> [WORK TO COMPLETE]: Using the entries that follow, count the lines containing the word "only" and give that number by itself.

■ ■ ■ ■ ■

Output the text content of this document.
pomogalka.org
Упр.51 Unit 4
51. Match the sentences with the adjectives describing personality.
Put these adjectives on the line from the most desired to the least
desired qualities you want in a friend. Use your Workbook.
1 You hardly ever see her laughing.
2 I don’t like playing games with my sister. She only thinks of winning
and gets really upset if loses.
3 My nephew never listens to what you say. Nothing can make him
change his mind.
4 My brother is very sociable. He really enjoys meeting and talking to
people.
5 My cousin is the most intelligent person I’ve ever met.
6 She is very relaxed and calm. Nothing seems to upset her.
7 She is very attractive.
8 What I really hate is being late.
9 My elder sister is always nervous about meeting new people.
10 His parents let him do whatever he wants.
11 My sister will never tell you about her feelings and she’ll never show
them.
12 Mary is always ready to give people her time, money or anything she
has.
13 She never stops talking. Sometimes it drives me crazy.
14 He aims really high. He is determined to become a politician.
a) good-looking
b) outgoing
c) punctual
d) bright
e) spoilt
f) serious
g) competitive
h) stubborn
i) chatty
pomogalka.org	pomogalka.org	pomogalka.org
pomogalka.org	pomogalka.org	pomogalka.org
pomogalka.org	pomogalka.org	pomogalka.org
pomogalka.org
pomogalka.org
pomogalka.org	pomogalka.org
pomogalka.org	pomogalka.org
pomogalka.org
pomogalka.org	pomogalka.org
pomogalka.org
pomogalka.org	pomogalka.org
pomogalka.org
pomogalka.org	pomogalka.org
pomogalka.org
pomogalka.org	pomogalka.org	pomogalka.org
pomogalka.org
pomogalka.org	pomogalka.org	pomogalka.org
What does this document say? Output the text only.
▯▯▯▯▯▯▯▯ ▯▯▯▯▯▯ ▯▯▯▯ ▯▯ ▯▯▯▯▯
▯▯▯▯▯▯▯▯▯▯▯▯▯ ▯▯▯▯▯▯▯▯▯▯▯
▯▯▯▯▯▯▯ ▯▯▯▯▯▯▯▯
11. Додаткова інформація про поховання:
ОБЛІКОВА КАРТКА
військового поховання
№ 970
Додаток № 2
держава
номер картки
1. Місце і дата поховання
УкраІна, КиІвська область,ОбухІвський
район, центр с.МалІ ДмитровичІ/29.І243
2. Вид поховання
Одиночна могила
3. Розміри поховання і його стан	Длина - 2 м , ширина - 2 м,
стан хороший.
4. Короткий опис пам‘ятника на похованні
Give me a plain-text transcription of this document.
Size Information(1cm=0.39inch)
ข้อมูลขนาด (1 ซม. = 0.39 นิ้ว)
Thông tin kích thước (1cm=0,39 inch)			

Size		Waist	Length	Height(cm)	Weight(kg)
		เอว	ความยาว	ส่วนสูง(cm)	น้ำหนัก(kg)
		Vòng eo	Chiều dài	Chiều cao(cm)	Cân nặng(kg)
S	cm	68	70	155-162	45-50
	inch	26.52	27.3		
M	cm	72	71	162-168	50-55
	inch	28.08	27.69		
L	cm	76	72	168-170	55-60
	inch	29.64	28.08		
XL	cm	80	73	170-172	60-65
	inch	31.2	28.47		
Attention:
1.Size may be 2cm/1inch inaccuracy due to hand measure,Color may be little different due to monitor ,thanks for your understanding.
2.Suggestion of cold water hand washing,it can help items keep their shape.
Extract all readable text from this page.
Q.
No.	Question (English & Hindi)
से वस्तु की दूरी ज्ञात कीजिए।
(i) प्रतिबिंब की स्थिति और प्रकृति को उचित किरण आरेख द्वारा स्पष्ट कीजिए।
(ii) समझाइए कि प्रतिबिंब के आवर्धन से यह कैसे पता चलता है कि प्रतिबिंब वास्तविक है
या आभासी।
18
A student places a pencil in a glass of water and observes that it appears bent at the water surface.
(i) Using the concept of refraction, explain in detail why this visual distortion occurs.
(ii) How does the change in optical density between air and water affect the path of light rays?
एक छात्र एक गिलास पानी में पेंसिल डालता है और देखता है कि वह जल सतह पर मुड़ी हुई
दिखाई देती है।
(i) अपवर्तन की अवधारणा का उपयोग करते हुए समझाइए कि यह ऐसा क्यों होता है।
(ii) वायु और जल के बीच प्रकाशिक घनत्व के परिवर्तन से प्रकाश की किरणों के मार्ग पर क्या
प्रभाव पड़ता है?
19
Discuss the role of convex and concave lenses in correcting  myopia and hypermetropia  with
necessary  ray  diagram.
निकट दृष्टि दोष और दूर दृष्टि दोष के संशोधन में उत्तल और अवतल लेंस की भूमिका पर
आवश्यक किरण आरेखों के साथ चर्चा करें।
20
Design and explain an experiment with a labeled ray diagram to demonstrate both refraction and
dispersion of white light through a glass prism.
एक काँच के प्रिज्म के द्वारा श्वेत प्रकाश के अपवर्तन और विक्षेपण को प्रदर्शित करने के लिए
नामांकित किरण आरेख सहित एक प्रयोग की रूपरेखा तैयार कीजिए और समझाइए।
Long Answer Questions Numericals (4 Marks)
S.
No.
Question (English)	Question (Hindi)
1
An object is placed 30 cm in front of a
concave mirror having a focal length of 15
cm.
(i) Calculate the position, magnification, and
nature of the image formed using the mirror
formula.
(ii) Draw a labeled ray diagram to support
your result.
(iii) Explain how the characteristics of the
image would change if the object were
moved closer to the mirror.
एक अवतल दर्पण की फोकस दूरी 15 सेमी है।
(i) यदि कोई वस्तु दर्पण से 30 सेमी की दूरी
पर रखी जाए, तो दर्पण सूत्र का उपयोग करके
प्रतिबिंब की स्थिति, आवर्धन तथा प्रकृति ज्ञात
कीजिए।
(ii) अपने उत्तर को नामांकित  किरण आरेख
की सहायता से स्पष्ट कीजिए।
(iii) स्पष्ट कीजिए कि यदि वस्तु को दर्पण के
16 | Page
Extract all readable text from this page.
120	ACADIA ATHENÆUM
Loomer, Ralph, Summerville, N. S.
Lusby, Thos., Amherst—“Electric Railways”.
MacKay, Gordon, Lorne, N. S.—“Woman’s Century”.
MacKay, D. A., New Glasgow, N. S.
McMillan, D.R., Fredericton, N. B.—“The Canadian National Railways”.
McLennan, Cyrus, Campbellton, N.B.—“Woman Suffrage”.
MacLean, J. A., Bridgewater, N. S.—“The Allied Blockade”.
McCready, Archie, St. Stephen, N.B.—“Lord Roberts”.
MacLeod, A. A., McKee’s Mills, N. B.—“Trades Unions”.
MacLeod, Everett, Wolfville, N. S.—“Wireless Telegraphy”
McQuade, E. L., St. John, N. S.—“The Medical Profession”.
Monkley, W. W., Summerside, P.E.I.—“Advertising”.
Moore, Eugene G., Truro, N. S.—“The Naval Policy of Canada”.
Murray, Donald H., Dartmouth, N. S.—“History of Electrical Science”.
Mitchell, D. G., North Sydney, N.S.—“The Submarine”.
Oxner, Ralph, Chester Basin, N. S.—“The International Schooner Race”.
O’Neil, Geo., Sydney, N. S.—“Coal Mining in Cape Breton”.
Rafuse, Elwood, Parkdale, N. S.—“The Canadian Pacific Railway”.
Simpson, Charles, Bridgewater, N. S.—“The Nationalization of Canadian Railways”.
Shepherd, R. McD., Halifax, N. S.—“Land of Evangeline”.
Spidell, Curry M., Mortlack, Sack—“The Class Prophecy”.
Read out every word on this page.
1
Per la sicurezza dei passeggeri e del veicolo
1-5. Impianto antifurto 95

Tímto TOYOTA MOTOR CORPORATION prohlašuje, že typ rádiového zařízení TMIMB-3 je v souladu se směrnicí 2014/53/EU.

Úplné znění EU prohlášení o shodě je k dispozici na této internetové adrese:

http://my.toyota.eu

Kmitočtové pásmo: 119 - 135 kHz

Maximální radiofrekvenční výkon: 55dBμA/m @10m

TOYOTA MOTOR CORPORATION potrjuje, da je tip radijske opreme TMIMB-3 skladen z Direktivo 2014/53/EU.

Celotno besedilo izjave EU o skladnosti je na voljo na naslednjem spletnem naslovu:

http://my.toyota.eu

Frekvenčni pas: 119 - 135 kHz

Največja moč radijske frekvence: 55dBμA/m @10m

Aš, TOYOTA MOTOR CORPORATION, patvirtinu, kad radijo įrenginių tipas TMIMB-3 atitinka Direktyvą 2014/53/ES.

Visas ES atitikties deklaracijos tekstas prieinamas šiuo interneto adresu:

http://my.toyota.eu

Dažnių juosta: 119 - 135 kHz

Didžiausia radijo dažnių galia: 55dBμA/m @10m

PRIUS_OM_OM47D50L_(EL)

■ ■ ■ ■ ■

> [CORRECT RESPONSE]: 2